Entries taken from a collection
▬▬▬

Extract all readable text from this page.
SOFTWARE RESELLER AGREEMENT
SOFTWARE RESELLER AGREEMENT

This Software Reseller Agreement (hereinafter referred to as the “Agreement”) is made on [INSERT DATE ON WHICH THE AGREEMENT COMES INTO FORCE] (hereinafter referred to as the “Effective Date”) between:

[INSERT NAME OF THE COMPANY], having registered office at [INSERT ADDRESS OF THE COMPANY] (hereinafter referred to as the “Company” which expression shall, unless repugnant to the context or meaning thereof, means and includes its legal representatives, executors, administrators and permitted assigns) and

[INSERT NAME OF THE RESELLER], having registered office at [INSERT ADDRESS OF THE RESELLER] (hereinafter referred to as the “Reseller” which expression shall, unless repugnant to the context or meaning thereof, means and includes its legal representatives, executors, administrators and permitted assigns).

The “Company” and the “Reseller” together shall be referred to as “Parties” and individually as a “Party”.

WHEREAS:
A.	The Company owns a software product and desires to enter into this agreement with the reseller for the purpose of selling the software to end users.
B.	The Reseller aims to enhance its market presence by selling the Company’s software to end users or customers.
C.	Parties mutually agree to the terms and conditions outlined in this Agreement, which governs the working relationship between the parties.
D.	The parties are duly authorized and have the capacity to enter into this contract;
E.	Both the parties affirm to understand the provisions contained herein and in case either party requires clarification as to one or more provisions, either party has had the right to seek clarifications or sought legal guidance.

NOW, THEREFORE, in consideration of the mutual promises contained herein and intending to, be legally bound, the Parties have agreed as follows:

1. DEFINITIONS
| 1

▬▬▬

Required task
Extract every record and return it verbatim.

Output of the task
Extract all readable text from this page.
SOFTWARE RESELLER AGREEMENT
SOFTWARE RESELLER AGREEMENT

This Software Reseller Agreement (hereinafter referred to as the “Agreement”) is made on [INSERT DATE ON WHICH THE AGREEMENT COMES INTO FORCE] (hereinafter referred to as the “Effective Date”) between:

[INSERT NAME OF THE COMPANY], having registered office at [INSERT ADDRESS OF THE COMPANY] (hereinafter referred to as the “Company” which expression shall, unless repugnant to the context or meaning thereof, means and includes its legal representatives, executors, administrators and permitted assigns) and

[INSERT NAME OF THE RESELLER], having registered office at [INSERT ADDRESS OF THE RESELLER] (hereinafter referred to as the “Reseller” which expression shall, unless repugnant to the context or meaning thereof, means and includes its legal representatives, executors, administrators and permitted assigns).

The “Company” and the “Reseller” together shall be referred to as “Parties” and individually as a “Party”.

WHEREAS:
A.	The Company owns a software product and desires to enter into this agreement with the reseller for the purpose of selling the software to end users.
B.	The Reseller aims to enhance its market presence by selling the Company’s software to end users or customers.
C.	Parties mutually agree to the terms and conditions outlined in this Agreement, which governs the working relationship between the parties.
D.	The parties are duly authorized and have the capacity to enter into this contract;
E.	Both the parties affirm to understand the provisions contained herein and in case either party requires clarification as to one or more provisions, either party has had the right to seek clarifications or sought legal guidance.

NOW, THEREFORE, in consideration of the mutual promises contained herein and intending to, be legally bound, the Parties have agreed as follows:

1. DEFINITIONS
| 1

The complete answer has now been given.